▸ **TASK INSTRUCTIONS**
Write out the data again exactly, skipping every picture.

▸ **DATA FOR THIS TASK**

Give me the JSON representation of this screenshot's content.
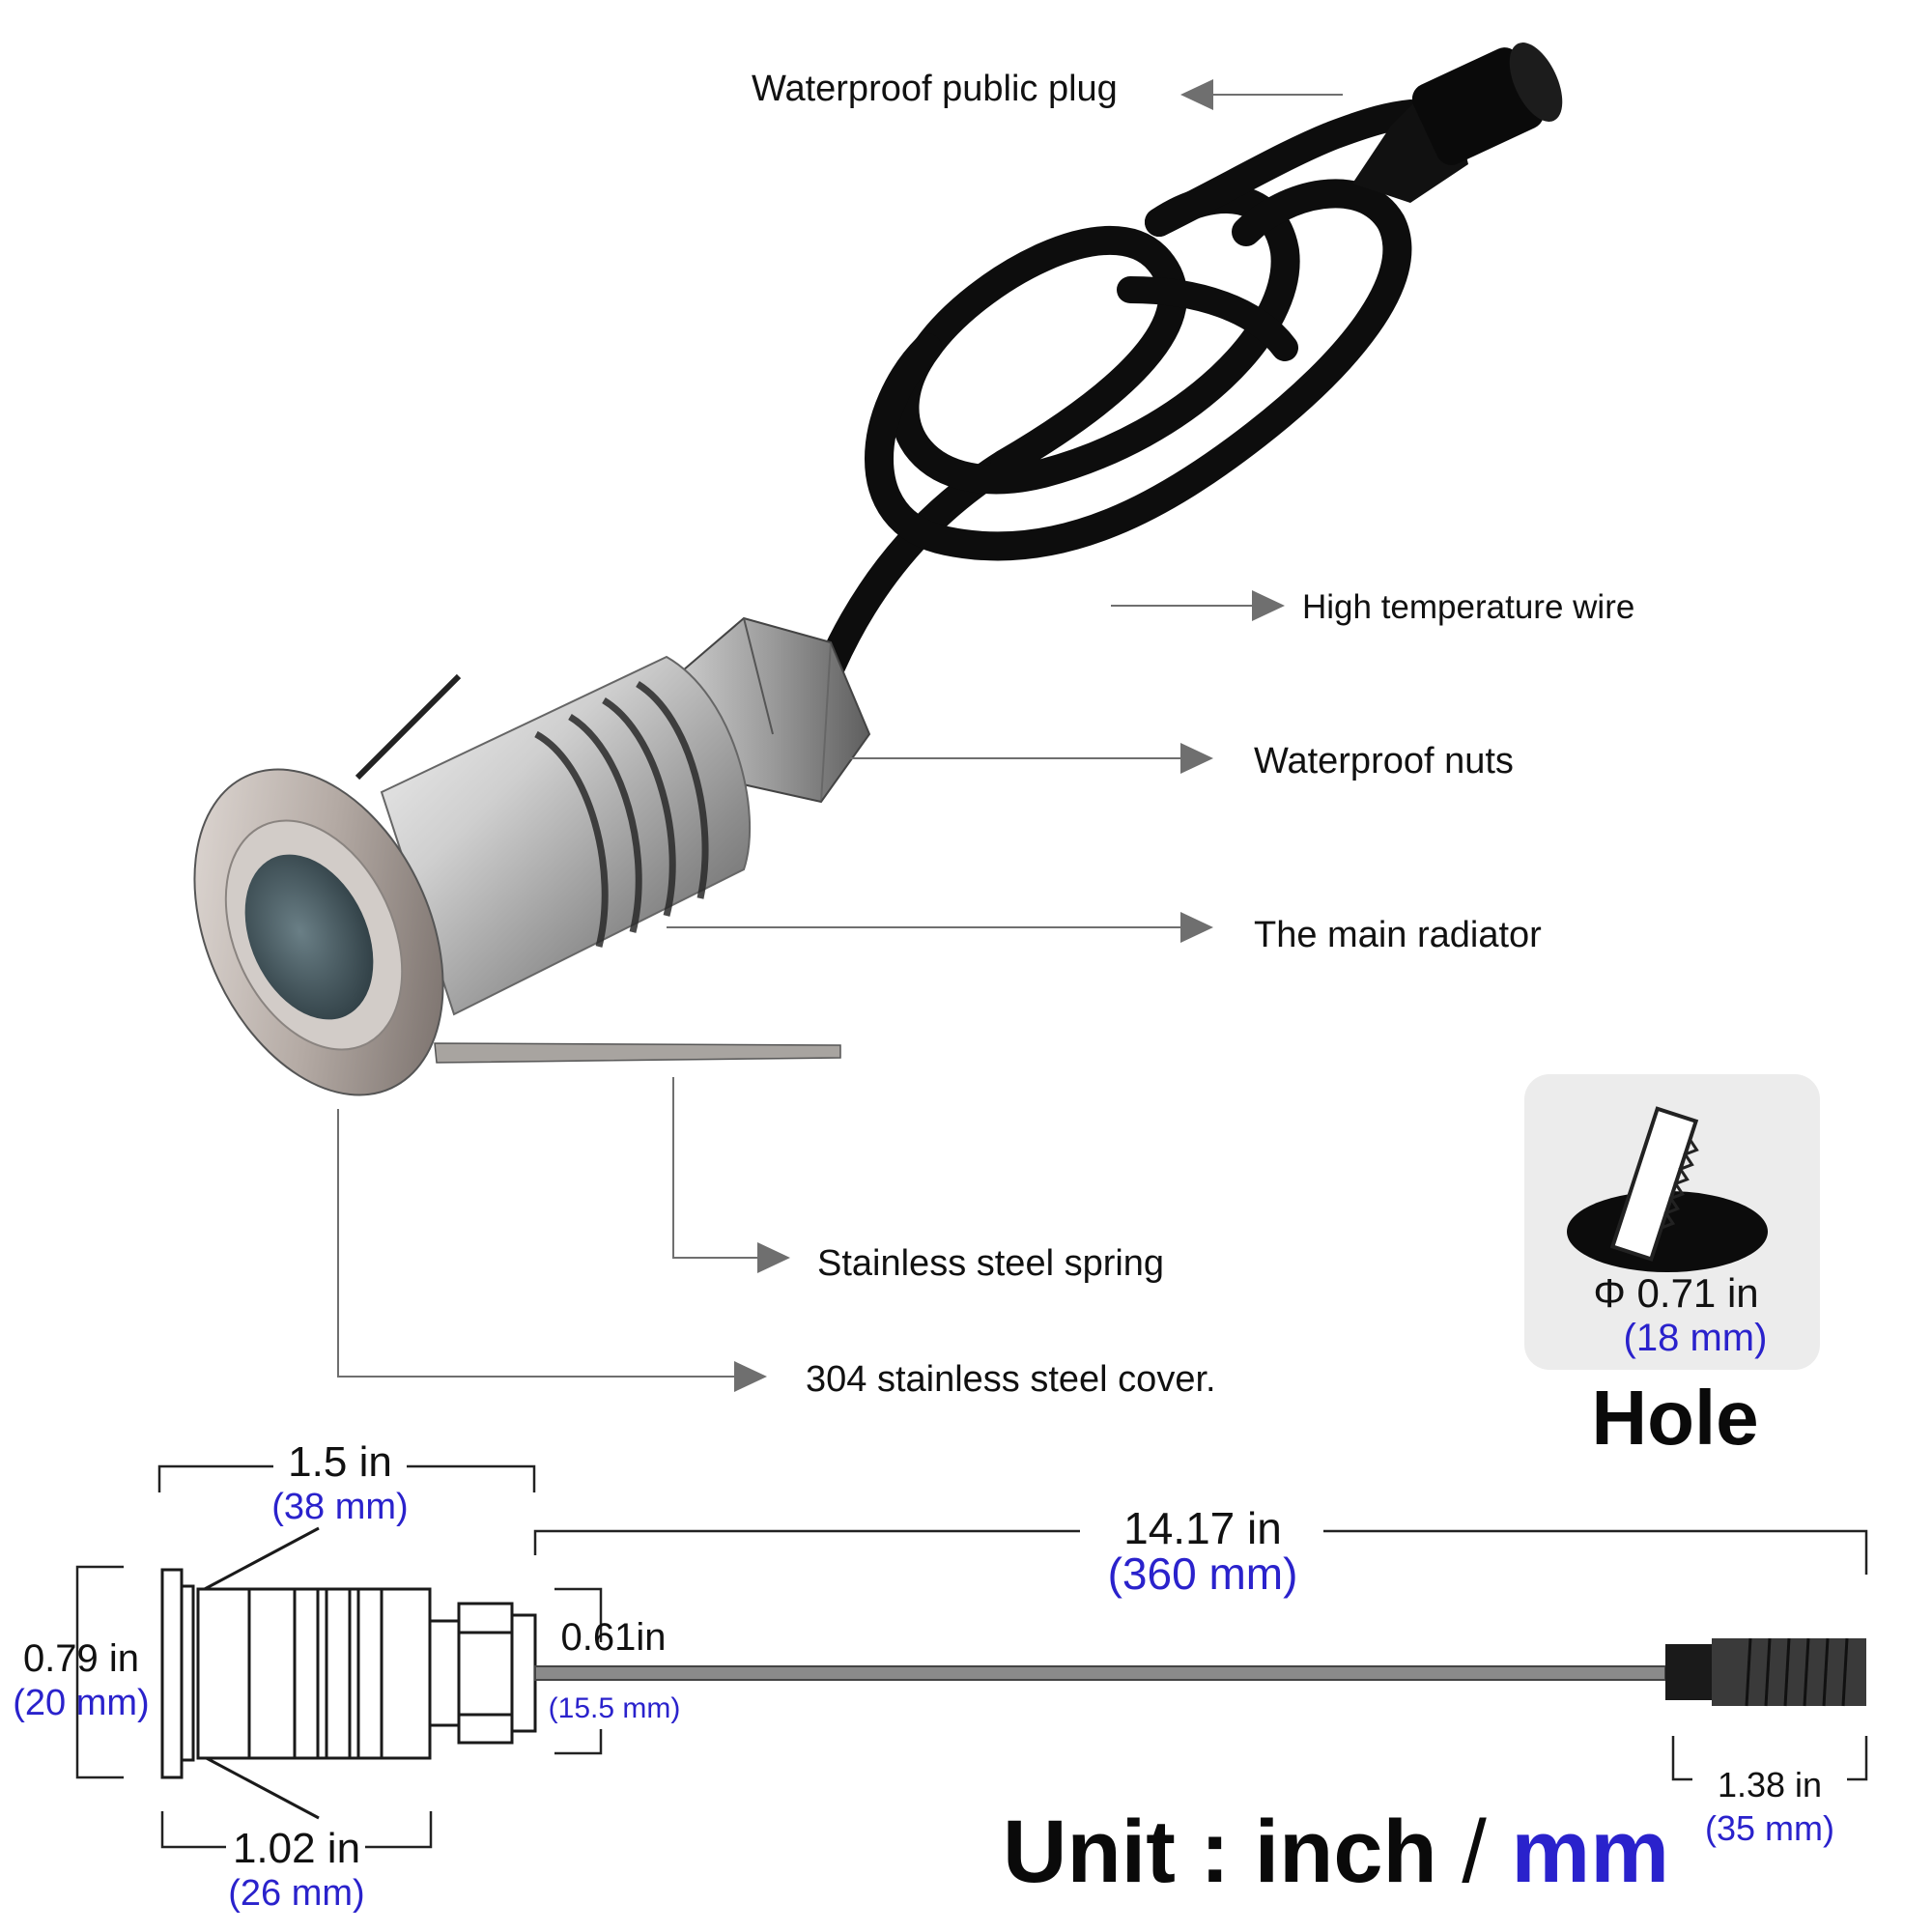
{
  "callouts": {
    "plug": "Waterproof public plug",
    "wire": "High temperature wire",
    "nuts": "Waterproof nuts",
    "radiator": "The main radiator",
    "spring": "Stainless steel spring",
    "cover": "304 stainless steel cover."
  },
  "hole": {
    "diameter_in": "Φ 0.71 in",
    "diameter_mm": "(18 mm)",
    "title": "Hole"
  },
  "dimensions": {
    "total_width_in": "1.5 in",
    "total_width_mm": "(38 mm)",
    "cable_len_in": "14.17 in",
    "cable_len_mm": "(360 mm)",
    "height_in": "0.79 in",
    "height_mm": "(20 mm)",
    "nut_in": "0.61in",
    "nut_mm": "(15.5 mm)",
    "body_in": "1.02 in",
    "body_mm": "(26 mm)",
    "plug_in": "1.38 in",
    "plug_mm": "(35 mm)"
  },
  "units": {
    "prefix": "Unit : inch",
    "slash": "/",
    "mm": "mm"
  },
  "colors": {
    "text": "#111111",
    "metric": "#2a22cc",
    "line": "#6f6f6f"
  }
}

▸ **RESULT**
Give me the JSON representation of this screenshot's content.
{
  "callouts": {
    "plug": "Waterproof public plug",
    "wire": "High temperature wire",
    "nuts": "Waterproof nuts",
    "radiator": "The main radiator",
    "spring": "Stainless steel spring",
    "cover": "304 stainless steel cover."
  },
  "hole": {
    "diameter_in": "Φ 0.71 in",
    "diameter_mm": "(18 mm)",
    "title": "Hole"
  },
  "dimensions": {
    "total_width_in": "1.5 in",
    "total_width_mm": "(38 mm)",
    "cable_len_in": "14.17 in",
    "cable_len_mm": "(360 mm)",
    "height_in": "0.79 in",
    "height_mm": "(20 mm)",
    "nut_in": "0.61in",
    "nut_mm": "(15.5 mm)",
    "body_in": "1.02 in",
    "body_mm": "(26 mm)",
    "plug_in": "1.38 in",
    "plug_mm": "(35 mm)"
  },
  "units": {
    "prefix": "Unit : inch",
    "slash": "/",
    "mm": "mm"
  },
  "colors": {
    "text": "#111111",
    "metric": "#2a22cc",
    "line": "#6f6f6f"
  }
}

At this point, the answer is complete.